• **Requirement**: Reproduce every line of the records below verbatim, leaving out the pictures.

(Annotated element entries)
-=-=-=-=-

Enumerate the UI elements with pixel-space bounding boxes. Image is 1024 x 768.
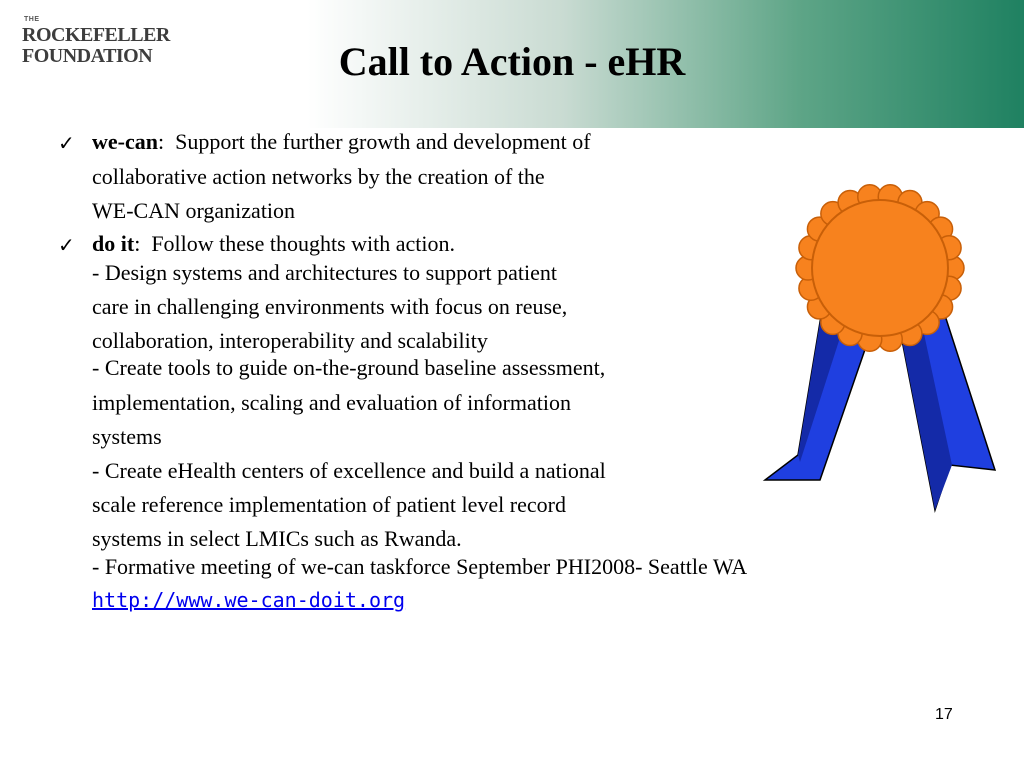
sub-1-line-1: - Design systems and architectures to support patient <box>92 260 557 285</box>
sub-4-line-1: - Formative meeting of we-can taskforce September PHI2008- Seattle WA <box>92 554 748 579</box>
bullet-2-line-1 <box>92 231 455 257</box>
rosette-center <box>812 200 948 336</box>
bullet-1-line-2: collaborative action networks by the creation of the <box>92 164 545 189</box>
bullet-1-line-1 <box>92 129 591 155</box>
we-can-website-link[interactable]: http://www.we-can-doit.org <box>92 588 406 612</box>
checkmark-icon: ✓ <box>58 233 75 257</box>
sub-2-line-1: - Create tools to guide on-the-ground baseline assessment, <box>92 355 606 380</box>
bullet-1-term: we-can <box>92 129 158 154</box>
logo-line1: ROCKEFELLER <box>22 24 170 46</box>
sub-2-line-2: implementation, scaling and evaluation of information <box>92 390 571 415</box>
logo-line2: FOUNDATION <box>22 45 153 67</box>
checkmark-icon: ✓ <box>58 131 75 155</box>
slide-title: Call to Action - eHR <box>338 39 686 84</box>
bullet-2-sep: : <box>134 231 141 256</box>
bullet-2-text: Follow these thoughts with action. <box>140 231 456 256</box>
bullet-1-text: Support the further growth and development of <box>164 129 591 154</box>
award-ribbon-icon <box>760 180 1000 520</box>
bullet-2-term: do it <box>92 231 135 256</box>
page-number: 17 <box>935 706 953 723</box>
sub-1-line-2: care in challenging environments with focus on reuse, <box>92 294 568 319</box>
sub-3-line-2: scale reference implementation of patient level record <box>92 492 566 517</box>
sub-3-line-1: - Create eHealth centers of excellence and build a national <box>92 458 606 483</box>
sub-1-line-3: collaboration, interoperability and scalability <box>92 328 488 353</box>
logo-the: THE <box>24 16 40 23</box>
bullet-1-line-3: WE-CAN organization <box>92 198 296 223</box>
sub-3-line-3: systems in select LMICs such as Rwanda. <box>92 526 462 551</box>
sub-2-line-3: systems <box>92 424 162 449</box>
bullet-1-sep: : <box>157 129 165 154</box>
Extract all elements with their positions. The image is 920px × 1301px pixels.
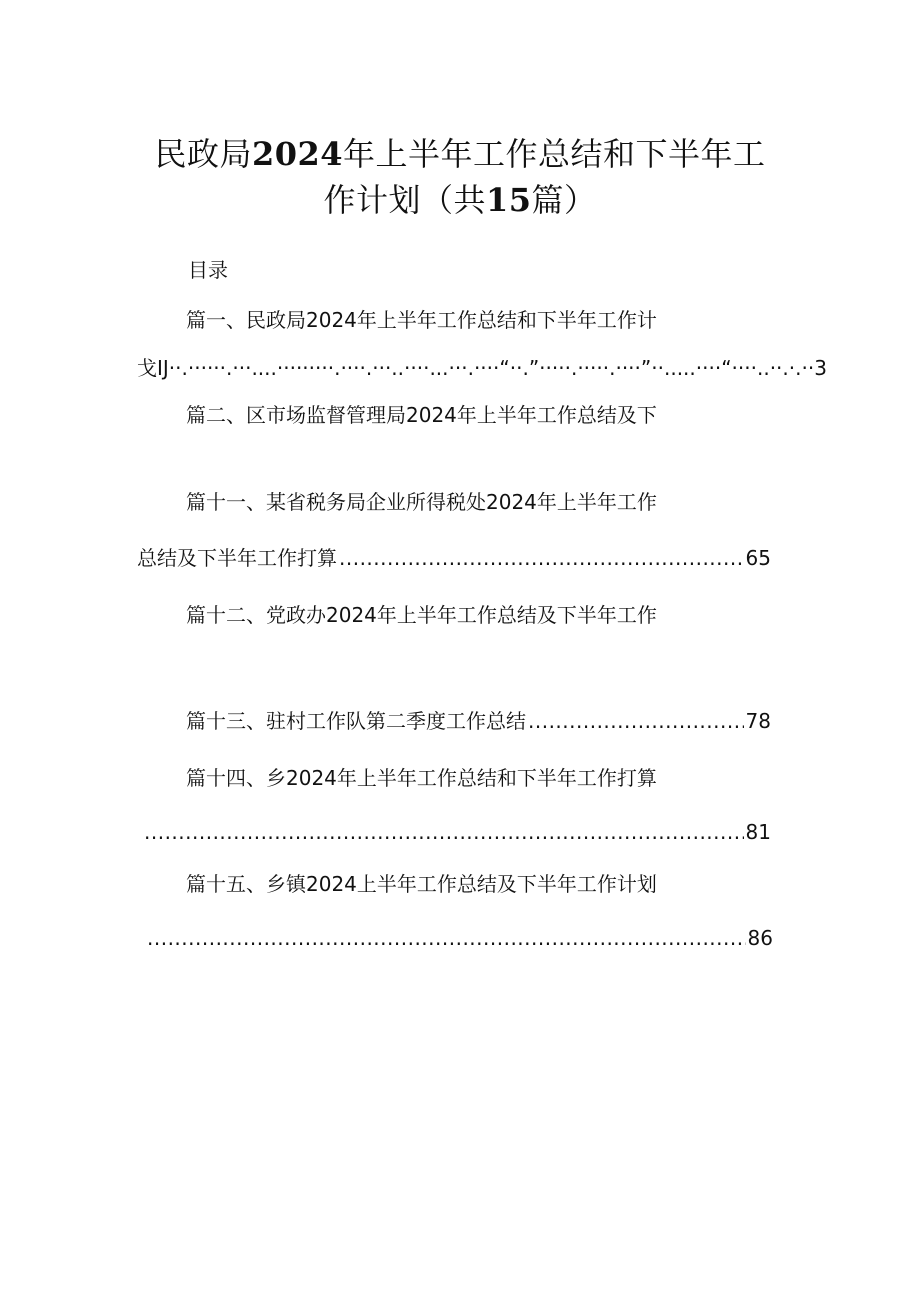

-=-=-=-=-

• **Answer**:
Enumerate the UI elements with pixel-space bounding boxes. Image is 1024 x 768.
sub-1-line-1: - Design systems and architectures to support patient <box>92 260 557 285</box>
sub-4-line-1: - Formative meeting of we-can taskforce September PHI2008- Seattle WA <box>92 554 748 579</box>
bullet-2-line-1 <box>92 231 455 257</box>
rosette-center <box>812 200 948 336</box>
bullet-1-line-2: collaborative action networks by the creation of the <box>92 164 545 189</box>
bullet-1-line-1 <box>92 129 591 155</box>
we-can-website-link[interactable]: http://www.we-can-doit.org <box>92 588 406 612</box>
checkmark-icon: ✓ <box>58 233 75 257</box>
sub-2-line-1: - Create tools to guide on-the-ground baseline assessment, <box>92 355 606 380</box>
bullet-1-term: we-can <box>92 129 158 154</box>
logo-line1: ROCKEFELLER <box>22 24 170 46</box>
sub-2-line-2: implementation, scaling and evaluation of information <box>92 390 571 415</box>
logo-line2: FOUNDATION <box>22 45 153 67</box>
checkmark-icon: ✓ <box>58 131 75 155</box>
slide-title: Call to Action - eHR <box>338 39 686 84</box>
bullet-2-sep: : <box>134 231 141 256</box>
bullet-2-text: Follow these thoughts with action. <box>140 231 456 256</box>
bullet-1-text: Support the further growth and development of <box>164 129 591 154</box>
award-ribbon-icon <box>760 180 1000 520</box>
bullet-2-term: do it <box>92 231 135 256</box>
page-number: 17 <box>935 706 953 723</box>
sub-1-line-2: care in challenging environments with focus on reuse, <box>92 294 568 319</box>
sub-3-line-2: scale reference implementation of patient level record <box>92 492 566 517</box>
sub-3-line-1: - Create eHealth centers of excellence and build a national <box>92 458 606 483</box>
sub-1-line-3: collaboration, interoperability and scalability <box>92 328 488 353</box>
logo-the: THE <box>24 16 40 23</box>
bullet-1-line-3: WE-CAN organization <box>92 198 296 223</box>
sub-3-line-3: systems in select LMICs such as Rwanda. <box>92 526 462 551</box>
sub-2-line-3: systems <box>92 424 162 449</box>
bullet-1-sep: : <box>157 129 165 154</box>
Extract all elements with their positions. The image is 920px × 1301px pixels.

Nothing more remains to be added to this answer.